** START OF Records **
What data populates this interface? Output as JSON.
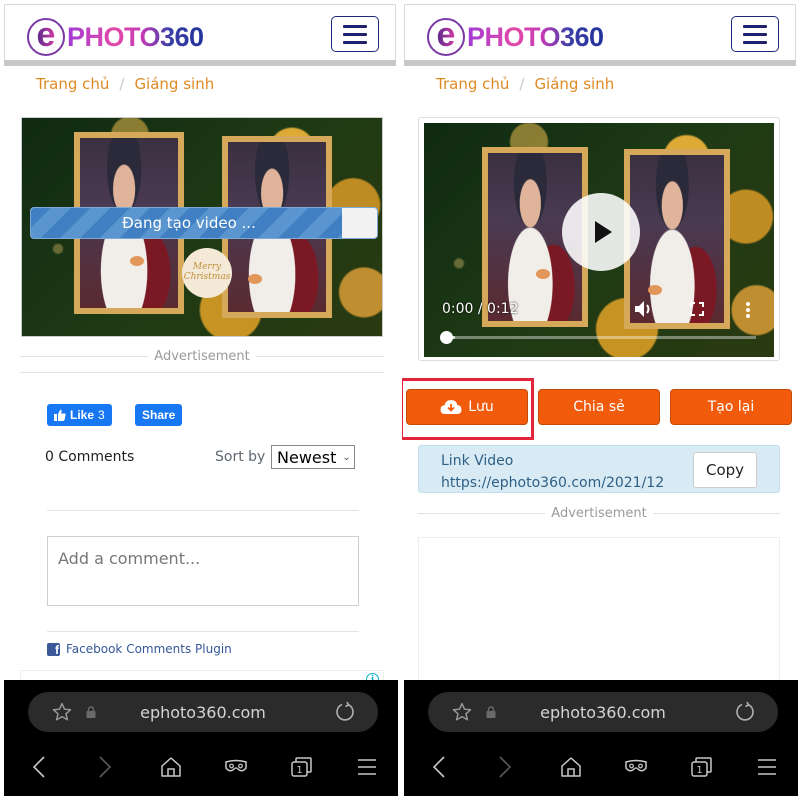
{
  "site": {
    "logo_e": "e",
    "logo_text": "PHOTO360",
    "menu_icon": "hamburger-icon"
  },
  "breadcrumb": {
    "home": "Trang chủ",
    "separator": "/",
    "current": "Giáng sinh"
  },
  "left": {
    "preview": {
      "merry_text": "Merry Christmas",
      "progress_label": "Đang tạo video ...",
      "progress_percent": 90
    },
    "ad_label": "Advertisement",
    "facebook": {
      "like_label": "Like",
      "like_count": "3",
      "share_label": "Share",
      "comments_count": "0 Comments",
      "sort_label": "Sort by",
      "sort_value": "Newest",
      "comment_placeholder": "Add a comment...",
      "plugin_label": "Facebook Comments Plugin"
    },
    "ad_info_icon": "i"
  },
  "right": {
    "player": {
      "time": "0:00 / 0:12",
      "played_fraction": 0.0,
      "buffered_fraction": 0.03
    },
    "actions": {
      "save_label": "Lưu",
      "share_label": "Chia sẻ",
      "recreate_label": "Tạo lại"
    },
    "link": {
      "label": "Link Video",
      "url": "https://ephoto360.com/2021/12",
      "copy_label": "Copy"
    },
    "ad_label": "Advertisement"
  },
  "browser": {
    "url": "ephoto360.com",
    "tab_count": "1"
  },
  "colors": {
    "accent_orange": "#f35b0c",
    "breadcrumb_orange": "#e08a22",
    "facebook_blue": "#1877f2",
    "highlight_red": "#e3243b",
    "progress_blue": "#3f7fc2"
  }
}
** END OF Records **
Job — Tally the lines of the preceding listing in which the word "Comments" appears; state nothing but the total.

Solution to this problem — 2